=== INSTRUCTION ===
Say how many lines include "icon", with no words around the number.

=== DATASET EXTRACT ===
▬▬▬▬▬▬▬▬▬▬
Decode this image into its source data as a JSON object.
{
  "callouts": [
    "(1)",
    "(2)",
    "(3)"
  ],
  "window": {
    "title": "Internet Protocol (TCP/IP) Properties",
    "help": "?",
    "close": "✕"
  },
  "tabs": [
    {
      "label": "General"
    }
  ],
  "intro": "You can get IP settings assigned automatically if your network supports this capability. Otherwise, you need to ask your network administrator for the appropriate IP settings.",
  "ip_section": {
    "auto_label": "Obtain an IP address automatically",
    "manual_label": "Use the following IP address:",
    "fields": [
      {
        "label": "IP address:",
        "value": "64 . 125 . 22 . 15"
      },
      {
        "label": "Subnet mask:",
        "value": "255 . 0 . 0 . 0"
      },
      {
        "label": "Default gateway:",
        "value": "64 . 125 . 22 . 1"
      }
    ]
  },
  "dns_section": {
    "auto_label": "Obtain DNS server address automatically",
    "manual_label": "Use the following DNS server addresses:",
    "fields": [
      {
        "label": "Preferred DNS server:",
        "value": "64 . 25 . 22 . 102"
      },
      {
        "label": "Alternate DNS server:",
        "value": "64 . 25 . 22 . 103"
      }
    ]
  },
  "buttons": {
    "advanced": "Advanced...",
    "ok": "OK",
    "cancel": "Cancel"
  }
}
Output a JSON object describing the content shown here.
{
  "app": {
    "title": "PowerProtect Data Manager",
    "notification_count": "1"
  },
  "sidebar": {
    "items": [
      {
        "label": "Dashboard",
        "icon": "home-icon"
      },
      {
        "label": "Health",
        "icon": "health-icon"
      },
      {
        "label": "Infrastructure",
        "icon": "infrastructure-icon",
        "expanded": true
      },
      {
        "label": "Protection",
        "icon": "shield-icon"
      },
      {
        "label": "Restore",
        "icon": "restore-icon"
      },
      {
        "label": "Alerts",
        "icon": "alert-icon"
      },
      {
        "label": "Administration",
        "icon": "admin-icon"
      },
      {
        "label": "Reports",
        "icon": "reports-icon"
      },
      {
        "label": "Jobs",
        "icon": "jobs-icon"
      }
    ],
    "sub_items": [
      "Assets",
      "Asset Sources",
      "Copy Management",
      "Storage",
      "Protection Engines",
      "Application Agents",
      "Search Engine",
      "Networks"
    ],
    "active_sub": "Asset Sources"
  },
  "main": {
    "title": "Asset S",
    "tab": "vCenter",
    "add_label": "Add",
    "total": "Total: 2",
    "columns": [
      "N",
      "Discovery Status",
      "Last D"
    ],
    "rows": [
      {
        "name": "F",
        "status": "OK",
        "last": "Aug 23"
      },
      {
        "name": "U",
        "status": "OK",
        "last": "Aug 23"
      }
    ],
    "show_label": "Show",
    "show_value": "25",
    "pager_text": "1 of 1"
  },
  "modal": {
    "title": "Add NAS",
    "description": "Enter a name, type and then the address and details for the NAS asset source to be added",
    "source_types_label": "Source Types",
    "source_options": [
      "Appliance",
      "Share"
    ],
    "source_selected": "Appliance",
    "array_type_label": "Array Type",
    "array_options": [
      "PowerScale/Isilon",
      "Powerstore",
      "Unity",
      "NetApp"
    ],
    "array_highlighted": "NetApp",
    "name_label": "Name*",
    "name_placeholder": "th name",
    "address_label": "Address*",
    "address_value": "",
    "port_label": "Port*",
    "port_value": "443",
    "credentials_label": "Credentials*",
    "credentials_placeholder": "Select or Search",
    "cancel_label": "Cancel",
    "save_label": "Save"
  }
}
▬▬▬▬▬▬▬▬▬▬
=== RESPONSE BELOW ===
9